• _PROBLEM_: Isolate every line in the data with the string "content" and copy it.

(Stored data)
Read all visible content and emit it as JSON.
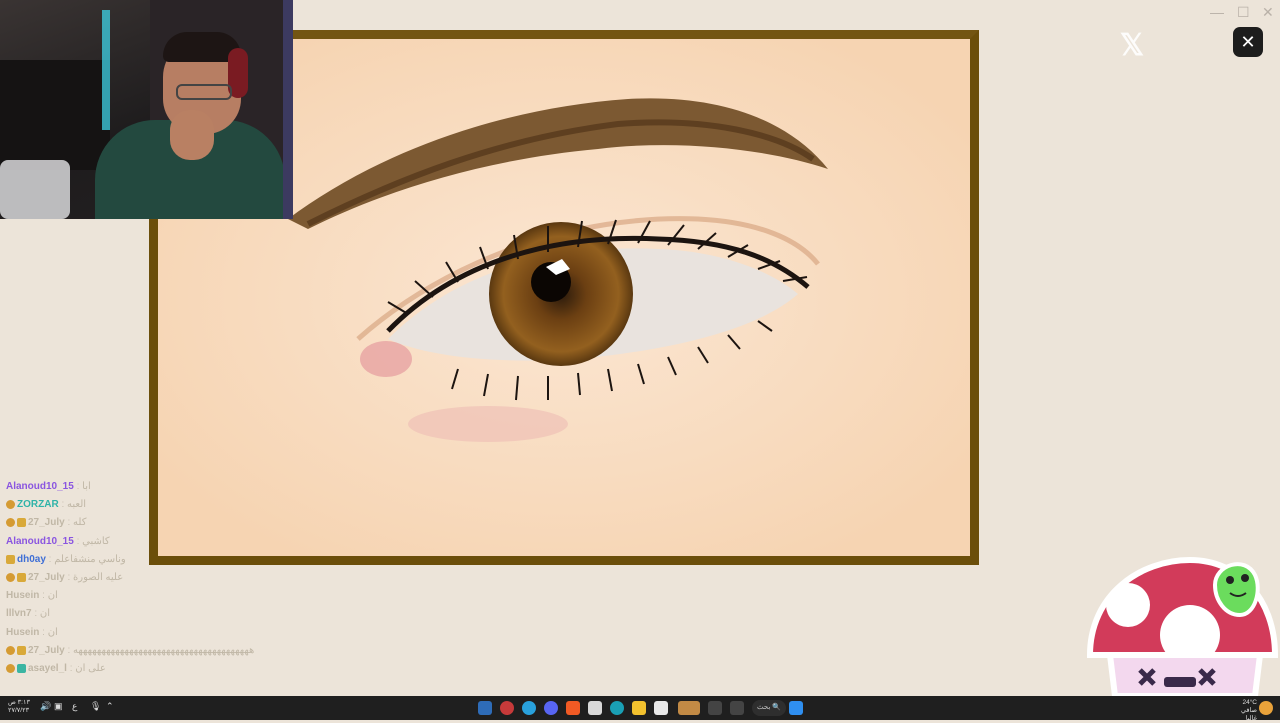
{
  "window": {
    "close_label": "✕",
    "minimize_label": "—",
    "maximize_label": "☐",
    "dismiss_label": "✕"
  },
  "icons": {
    "x_logo": "x-logo-icon"
  },
  "chat": {
    "messages": [
      {
        "user": "Alanoud10_15",
        "text": "ابا",
        "user_color": "#8a55e0",
        "badge": ""
      },
      {
        "user": "ZORZAR",
        "text": "العبه",
        "user_color": "#2fb3a8",
        "badge": "coin"
      },
      {
        "user": "27_July",
        "text": "كله",
        "user_color": "#c0b7a6",
        "badge": "coin-box"
      },
      {
        "user": "Alanoud10_15",
        "text": "كاشبي",
        "user_color": "#8a55e0",
        "badge": ""
      },
      {
        "user": "dh0ay",
        "text": "وناسي منشفاعلم",
        "user_color": "#3f6fd6",
        "badge": "box"
      },
      {
        "user": "27_July",
        "text": "عليه الصورة",
        "user_color": "#c0b7a6",
        "badge": "coin-box"
      },
      {
        "user": "Husein",
        "text": "ان",
        "user_color": "#c0b7a6",
        "badge": ""
      },
      {
        "user": "lllvn7",
        "text": "ان",
        "user_color": "#c0b7a6",
        "badge": ""
      },
      {
        "user": "Husein",
        "text": "ان",
        "user_color": "#c0b7a6",
        "badge": ""
      },
      {
        "user": "27_July",
        "text": "ههههههههههههههههههههههههههههههههههههههه",
        "user_color": "#c0b7a6",
        "badge": "coin-box"
      },
      {
        "user": "asayel_l",
        "text": "على ان",
        "user_color": "#c0b7a6",
        "badge": "coin-teal"
      }
    ]
  },
  "taskbar": {
    "time": "٣:١٣ ص",
    "date": "٢٧/٧/٢٣",
    "lang": "ع",
    "search_label": "بحث",
    "weather_temp": "24°C",
    "weather_desc": "صافي غالبا"
  },
  "colors": {
    "frame": "#6b4e0a",
    "canvas": "#fae3cc",
    "background": "#ece4d9",
    "taskbar": "#1f1f1f"
  }
}
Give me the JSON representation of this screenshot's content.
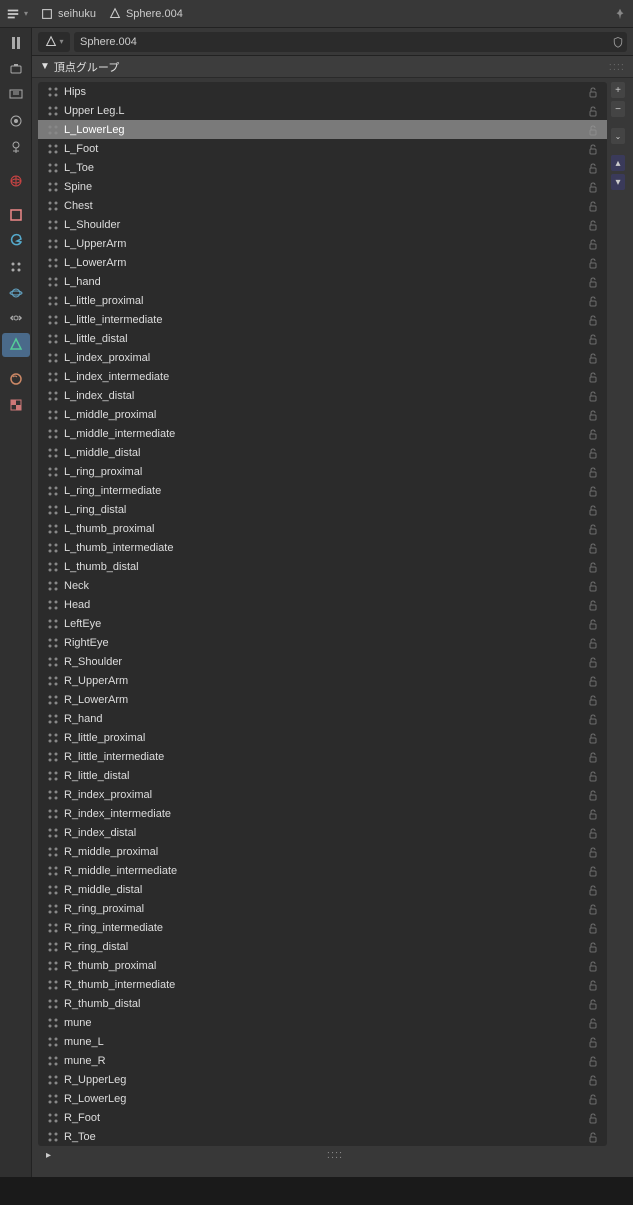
{
  "header": {
    "breadcrumb_mesh": "seihuku",
    "breadcrumb_obj": "Sphere.004",
    "search_value": "Sphere.004"
  },
  "panel": {
    "title": "頂点グループ"
  },
  "vertex_groups": [
    {
      "name": "Hips",
      "selected": false
    },
    {
      "name": "Upper Leg.L",
      "selected": false
    },
    {
      "name": "L_LowerLeg",
      "selected": true
    },
    {
      "name": "L_Foot",
      "selected": false
    },
    {
      "name": "L_Toe",
      "selected": false
    },
    {
      "name": "Spine",
      "selected": false
    },
    {
      "name": "Chest",
      "selected": false
    },
    {
      "name": "L_Shoulder",
      "selected": false
    },
    {
      "name": "L_UpperArm",
      "selected": false
    },
    {
      "name": "L_LowerArm",
      "selected": false
    },
    {
      "name": "L_hand",
      "selected": false
    },
    {
      "name": "L_little_proximal",
      "selected": false
    },
    {
      "name": "L_little_intermediate",
      "selected": false
    },
    {
      "name": "L_little_distal",
      "selected": false
    },
    {
      "name": "L_index_proximal",
      "selected": false
    },
    {
      "name": "L_index_intermediate",
      "selected": false
    },
    {
      "name": "L_index_distal",
      "selected": false
    },
    {
      "name": "L_middle_proximal",
      "selected": false
    },
    {
      "name": "L_middle_intermediate",
      "selected": false
    },
    {
      "name": "L_middle_distal",
      "selected": false
    },
    {
      "name": "L_ring_proximal",
      "selected": false
    },
    {
      "name": "L_ring_intermediate",
      "selected": false
    },
    {
      "name": "L_ring_distal",
      "selected": false
    },
    {
      "name": "L_thumb_proximal",
      "selected": false
    },
    {
      "name": "L_thumb_intermediate",
      "selected": false
    },
    {
      "name": "L_thumb_distal",
      "selected": false
    },
    {
      "name": "Neck",
      "selected": false
    },
    {
      "name": "Head",
      "selected": false
    },
    {
      "name": "LeftEye",
      "selected": false
    },
    {
      "name": "RightEye",
      "selected": false
    },
    {
      "name": "R_Shoulder",
      "selected": false
    },
    {
      "name": "R_UpperArm",
      "selected": false
    },
    {
      "name": "R_LowerArm",
      "selected": false
    },
    {
      "name": "R_hand",
      "selected": false
    },
    {
      "name": "R_little_proximal",
      "selected": false
    },
    {
      "name": "R_little_intermediate",
      "selected": false
    },
    {
      "name": "R_little_distal",
      "selected": false
    },
    {
      "name": "R_index_proximal",
      "selected": false
    },
    {
      "name": "R_index_intermediate",
      "selected": false
    },
    {
      "name": "R_index_distal",
      "selected": false
    },
    {
      "name": "R_middle_proximal",
      "selected": false
    },
    {
      "name": "R_middle_intermediate",
      "selected": false
    },
    {
      "name": "R_middle_distal",
      "selected": false
    },
    {
      "name": "R_ring_proximal",
      "selected": false
    },
    {
      "name": "R_ring_intermediate",
      "selected": false
    },
    {
      "name": "R_ring_distal",
      "selected": false
    },
    {
      "name": "R_thumb_proximal",
      "selected": false
    },
    {
      "name": "R_thumb_intermediate",
      "selected": false
    },
    {
      "name": "R_thumb_distal",
      "selected": false
    },
    {
      "name": "mune",
      "selected": false
    },
    {
      "name": "mune_L",
      "selected": false
    },
    {
      "name": "mune_R",
      "selected": false
    },
    {
      "name": "R_UpperLeg",
      "selected": false
    },
    {
      "name": "R_LowerLeg",
      "selected": false
    },
    {
      "name": "R_Foot",
      "selected": false
    },
    {
      "name": "R_Toe",
      "selected": false
    }
  ],
  "tool_tabs": [
    {
      "name": "tool",
      "color": "#aaa"
    },
    {
      "name": "render",
      "color": "#aaa"
    },
    {
      "name": "output",
      "color": "#aaa"
    },
    {
      "name": "viewlayer",
      "color": "#aaa"
    },
    {
      "name": "scene",
      "color": "#aaa"
    },
    {
      "name": "world",
      "color": "#c44"
    },
    {
      "name": "object",
      "color": "#e88"
    },
    {
      "name": "modifier",
      "color": "#5ac"
    },
    {
      "name": "particle",
      "color": "#aaa"
    },
    {
      "name": "physics",
      "color": "#6ac"
    },
    {
      "name": "constraint",
      "color": "#aaa"
    },
    {
      "name": "data",
      "color": "#5c9",
      "active": true
    },
    {
      "name": "material",
      "color": "#c86"
    },
    {
      "name": "texture",
      "color": "#c77"
    }
  ]
}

• _TASK ANSWER_:
Read all visible content and emit it as JSON.
Give me the JSON representation of this screenshot's content.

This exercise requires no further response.